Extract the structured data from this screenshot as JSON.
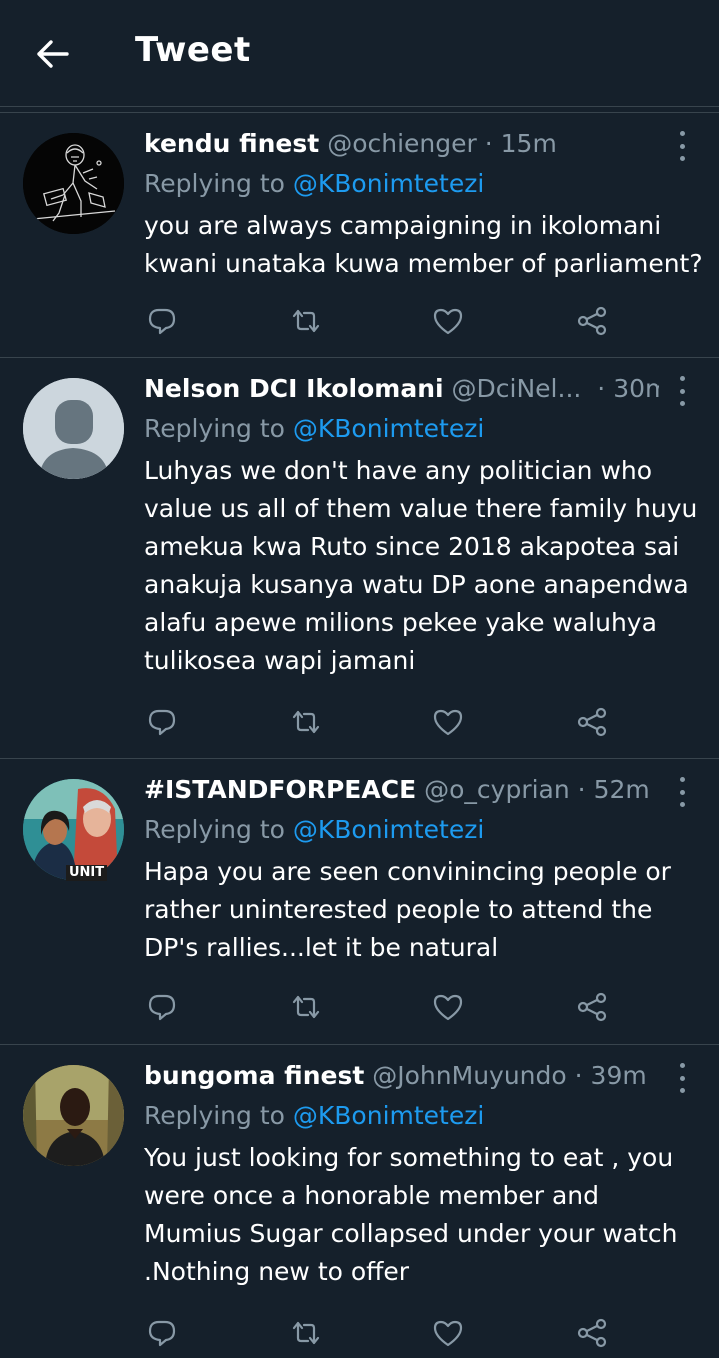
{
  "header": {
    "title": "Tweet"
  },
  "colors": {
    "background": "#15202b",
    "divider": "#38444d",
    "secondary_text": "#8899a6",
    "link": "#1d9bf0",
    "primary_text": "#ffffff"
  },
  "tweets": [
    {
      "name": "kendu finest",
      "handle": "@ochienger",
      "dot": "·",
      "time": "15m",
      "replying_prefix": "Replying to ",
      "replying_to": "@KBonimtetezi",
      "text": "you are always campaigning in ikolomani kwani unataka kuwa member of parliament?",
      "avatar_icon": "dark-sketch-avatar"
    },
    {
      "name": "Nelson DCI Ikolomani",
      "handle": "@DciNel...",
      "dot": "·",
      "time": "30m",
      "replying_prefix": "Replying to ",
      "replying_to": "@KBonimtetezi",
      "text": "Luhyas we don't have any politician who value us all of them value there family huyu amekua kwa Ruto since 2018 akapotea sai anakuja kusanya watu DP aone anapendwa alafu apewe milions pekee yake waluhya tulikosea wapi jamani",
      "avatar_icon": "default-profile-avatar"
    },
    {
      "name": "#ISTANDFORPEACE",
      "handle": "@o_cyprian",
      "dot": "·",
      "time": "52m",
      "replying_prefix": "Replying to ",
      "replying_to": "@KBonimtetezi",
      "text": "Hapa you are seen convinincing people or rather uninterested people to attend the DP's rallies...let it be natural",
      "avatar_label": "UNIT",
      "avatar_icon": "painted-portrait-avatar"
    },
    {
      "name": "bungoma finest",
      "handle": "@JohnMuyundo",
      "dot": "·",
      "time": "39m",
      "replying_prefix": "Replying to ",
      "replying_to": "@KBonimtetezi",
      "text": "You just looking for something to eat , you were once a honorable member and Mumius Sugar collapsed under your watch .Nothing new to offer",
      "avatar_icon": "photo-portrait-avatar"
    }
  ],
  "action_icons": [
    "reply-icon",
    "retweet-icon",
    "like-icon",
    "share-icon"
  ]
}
■ ■ ■ ■
### What the task asks
List all lines from the entries that include the word "finest".

### Final result
      "name": "kendu finest",
      "name": "bungoma finest",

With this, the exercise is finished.